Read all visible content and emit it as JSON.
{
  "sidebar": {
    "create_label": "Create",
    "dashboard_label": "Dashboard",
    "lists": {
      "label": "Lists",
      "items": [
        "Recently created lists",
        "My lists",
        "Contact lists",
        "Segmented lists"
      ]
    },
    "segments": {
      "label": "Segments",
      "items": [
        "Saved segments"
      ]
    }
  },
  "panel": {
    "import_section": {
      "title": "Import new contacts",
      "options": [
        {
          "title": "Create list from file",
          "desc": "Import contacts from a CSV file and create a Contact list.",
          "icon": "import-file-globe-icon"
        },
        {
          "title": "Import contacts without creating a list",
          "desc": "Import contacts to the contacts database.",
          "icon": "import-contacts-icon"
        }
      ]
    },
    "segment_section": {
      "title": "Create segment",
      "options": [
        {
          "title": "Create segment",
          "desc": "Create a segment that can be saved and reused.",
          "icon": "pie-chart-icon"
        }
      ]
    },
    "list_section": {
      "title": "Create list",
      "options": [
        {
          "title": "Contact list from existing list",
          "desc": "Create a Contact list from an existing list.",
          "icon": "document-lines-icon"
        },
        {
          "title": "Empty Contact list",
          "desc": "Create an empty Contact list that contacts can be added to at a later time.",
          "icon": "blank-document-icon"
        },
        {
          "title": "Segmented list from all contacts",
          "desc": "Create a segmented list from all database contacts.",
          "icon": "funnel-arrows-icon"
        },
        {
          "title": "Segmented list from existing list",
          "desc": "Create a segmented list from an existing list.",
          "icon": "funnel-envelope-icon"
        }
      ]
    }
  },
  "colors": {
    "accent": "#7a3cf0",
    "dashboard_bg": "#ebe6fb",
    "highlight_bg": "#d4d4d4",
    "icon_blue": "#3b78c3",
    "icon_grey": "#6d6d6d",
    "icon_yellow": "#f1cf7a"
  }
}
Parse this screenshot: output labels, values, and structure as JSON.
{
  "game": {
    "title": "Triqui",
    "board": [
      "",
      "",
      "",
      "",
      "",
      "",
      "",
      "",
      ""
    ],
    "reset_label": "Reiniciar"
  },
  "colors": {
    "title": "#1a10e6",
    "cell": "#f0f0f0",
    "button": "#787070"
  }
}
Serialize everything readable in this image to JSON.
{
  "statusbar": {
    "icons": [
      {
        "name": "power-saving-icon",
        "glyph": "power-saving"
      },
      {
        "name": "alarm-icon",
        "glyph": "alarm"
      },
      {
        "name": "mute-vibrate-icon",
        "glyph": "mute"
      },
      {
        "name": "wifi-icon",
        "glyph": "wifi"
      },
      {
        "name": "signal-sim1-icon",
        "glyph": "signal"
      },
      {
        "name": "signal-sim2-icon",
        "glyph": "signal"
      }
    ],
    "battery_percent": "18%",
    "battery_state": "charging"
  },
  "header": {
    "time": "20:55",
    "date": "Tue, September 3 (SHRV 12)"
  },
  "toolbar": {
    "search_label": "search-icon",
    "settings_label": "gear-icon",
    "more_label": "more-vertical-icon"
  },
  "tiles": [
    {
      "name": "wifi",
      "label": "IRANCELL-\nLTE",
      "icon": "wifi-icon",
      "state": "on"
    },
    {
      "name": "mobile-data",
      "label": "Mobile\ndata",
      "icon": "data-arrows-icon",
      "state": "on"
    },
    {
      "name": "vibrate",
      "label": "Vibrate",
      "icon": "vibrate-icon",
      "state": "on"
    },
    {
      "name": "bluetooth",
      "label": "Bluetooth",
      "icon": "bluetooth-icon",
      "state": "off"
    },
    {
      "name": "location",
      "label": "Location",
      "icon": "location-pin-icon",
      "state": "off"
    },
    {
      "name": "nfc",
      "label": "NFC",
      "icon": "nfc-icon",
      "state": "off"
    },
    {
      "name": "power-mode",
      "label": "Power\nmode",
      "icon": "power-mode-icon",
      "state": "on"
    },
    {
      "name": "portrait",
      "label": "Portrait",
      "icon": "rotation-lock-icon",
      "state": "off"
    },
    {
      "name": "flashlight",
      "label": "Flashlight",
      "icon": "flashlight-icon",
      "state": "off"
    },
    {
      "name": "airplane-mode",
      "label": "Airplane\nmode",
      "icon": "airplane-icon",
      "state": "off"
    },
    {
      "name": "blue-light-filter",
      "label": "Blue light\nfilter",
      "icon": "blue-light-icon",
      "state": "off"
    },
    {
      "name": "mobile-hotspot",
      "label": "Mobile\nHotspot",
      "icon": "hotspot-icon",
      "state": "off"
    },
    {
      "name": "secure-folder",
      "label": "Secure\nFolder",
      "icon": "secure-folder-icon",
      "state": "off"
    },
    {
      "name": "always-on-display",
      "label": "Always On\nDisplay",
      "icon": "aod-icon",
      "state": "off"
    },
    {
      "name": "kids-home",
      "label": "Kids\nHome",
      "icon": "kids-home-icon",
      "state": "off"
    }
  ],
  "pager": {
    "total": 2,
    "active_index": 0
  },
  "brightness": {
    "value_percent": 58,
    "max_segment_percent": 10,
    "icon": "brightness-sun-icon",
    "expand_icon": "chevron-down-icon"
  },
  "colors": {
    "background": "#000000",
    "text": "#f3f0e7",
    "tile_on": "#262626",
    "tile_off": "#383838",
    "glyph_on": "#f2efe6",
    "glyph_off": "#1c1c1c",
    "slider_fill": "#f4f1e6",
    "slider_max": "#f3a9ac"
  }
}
□ □ □ □ □
Output all of the data again, exactly.

Read all visible content and emit it as JSON.
{
  "sidebar": {
    "create_label": "Create",
    "dashboard_label": "Dashboard",
    "lists": {
      "label": "Lists",
      "items": [
        "Recently created lists",
        "My lists",
        "Contact lists",
        "Segmented lists"
      ]
    },
    "segments": {
      "label": "Segments",
      "items": [
        "Saved segments"
      ]
    }
  },
  "panel": {
    "import_section": {
      "title": "Import new contacts",
      "options": [
        {
          "title": "Create list from file",
          "desc": "Import contacts from a CSV file and create a Contact list.",
          "icon": "import-file-globe-icon"
        },
        {
          "title": "Import contacts without creating a list",
          "desc": "Import contacts to the contacts database.",
          "icon": "import-contacts-icon"
        }
      ]
    },
    "segment_section": {
      "title": "Create segment",
      "options": [
        {
          "title": "Create segment",
          "desc": "Create a segment that can be saved and reused.",
          "icon": "pie-chart-icon"
        }
      ]
    },
    "list_section": {
      "title": "Create list",
      "options": [
        {
          "title": "Contact list from existing list",
          "desc": "Create a Contact list from an existing list.",
          "icon": "document-lines-icon"
        },
        {
          "title": "Empty Contact list",
          "desc": "Create an empty Contact list that contacts can be added to at a later time.",
          "icon": "blank-document-icon"
        },
        {
          "title": "Segmented list from all contacts",
          "desc": "Create a segmented list from all database contacts.",
          "icon": "funnel-arrows-icon"
        },
        {
          "title": "Segmented list from existing list",
          "desc": "Create a segmented list from an existing list.",
          "icon": "funnel-envelope-icon"
        }
      ]
    }
  },
  "colors": {
    "accent": "#7a3cf0",
    "dashboard_bg": "#ebe6fb",
    "highlight_bg": "#d4d4d4",
    "icon_blue": "#3b78c3",
    "icon_grey": "#6d6d6d",
    "icon_yellow": "#f1cf7a"
  }
}
Parse this screenshot: output labels, values, and structure as JSON.
{
  "game": {
    "title": "Triqui",
    "board": [
      "",
      "",
      "",
      "",
      "",
      "",
      "",
      "",
      ""
    ],
    "reset_label": "Reiniciar"
  },
  "colors": {
    "title": "#1a10e6",
    "cell": "#f0f0f0",
    "button": "#787070"
  }
}
Serialize everything readable in this image to JSON.
{
  "statusbar": {
    "icons": [
      {
        "name": "power-saving-icon",
        "glyph": "power-saving"
      },
      {
        "name": "alarm-icon",
        "glyph": "alarm"
      },
      {
        "name": "mute-vibrate-icon",
        "glyph": "mute"
      },
      {
        "name": "wifi-icon",
        "glyph": "wifi"
      },
      {
        "name": "signal-sim1-icon",
        "glyph": "signal"
      },
      {
        "name": "signal-sim2-icon",
        "glyph": "signal"
      }
    ],
    "battery_percent": "18%",
    "battery_state": "charging"
  },
  "header": {
    "time": "20:55",
    "date": "Tue, September 3 (SHRV 12)"
  },
  "toolbar": {
    "search_label": "search-icon",
    "settings_label": "gear-icon",
    "more_label": "more-vertical-icon"
  },
  "tiles": [
    {
      "name": "wifi",
      "label": "IRANCELL-\nLTE",
      "icon": "wifi-icon",
      "state": "on"
    },
    {
      "name": "mobile-data",
      "label": "Mobile\ndata",
      "icon": "data-arrows-icon",
      "state": "on"
    },
    {
      "name": "vibrate",
      "label": "Vibrate",
      "icon": "vibrate-icon",
      "state": "on"
    },
    {
      "name": "bluetooth",
      "label": "Bluetooth",
      "icon": "bluetooth-icon",
      "state": "off"
    },
    {
      "name": "location",
      "label": "Location",
      "icon": "location-pin-icon",
      "state": "off"
    },
    {
      "name": "nfc",
      "label": "NFC",
      "icon": "nfc-icon",
      "state": "off"
    },
    {
      "name": "power-mode",
      "label": "Power\nmode",
      "icon": "power-mode-icon",
      "state": "on"
    },
    {
      "name": "portrait",
      "label": "Portrait",
      "icon": "rotation-lock-icon",
      "state": "off"
    },
    {
      "name": "flashlight",
      "label": "Flashlight",
      "icon": "flashlight-icon",
      "state": "off"
    },
    {
      "name": "airplane-mode",
      "label": "Airplane\nmode",
      "icon": "airplane-icon",
      "state": "off"
    },
    {
      "name": "blue-light-filter",
      "label": "Blue light\nfilter",
      "icon": "blue-light-icon",
      "state": "off"
    },
    {
      "name": "mobile-hotspot",
      "label": "Mobile\nHotspot",
      "icon": "hotspot-icon",
      "state": "off"
    },
    {
      "name": "secure-folder",
      "label": "Secure\nFolder",
      "icon": "secure-folder-icon",
      "state": "off"
    },
    {
      "name": "always-on-display",
      "label": "Always On\nDisplay",
      "icon": "aod-icon",
      "state": "off"
    },
    {
      "name": "kids-home",
      "label": "Kids\nHome",
      "icon": "kids-home-icon",
      "state": "off"
    }
  ],
  "pager": {
    "total": 2,
    "active_index": 0
  },
  "brightness": {
    "value_percent": 58,
    "max_segment_percent": 10,
    "icon": "brightness-sun-icon",
    "expand_icon": "chevron-down-icon"
  },
  "colors": {
    "background": "#000000",
    "text": "#f3f0e7",
    "tile_on": "#262626",
    "tile_off": "#383838",
    "glyph_on": "#f2efe6",
    "glyph_off": "#1c1c1c",
    "slider_fill": "#f4f1e6",
    "slider_max": "#f3a9ac"
  }
}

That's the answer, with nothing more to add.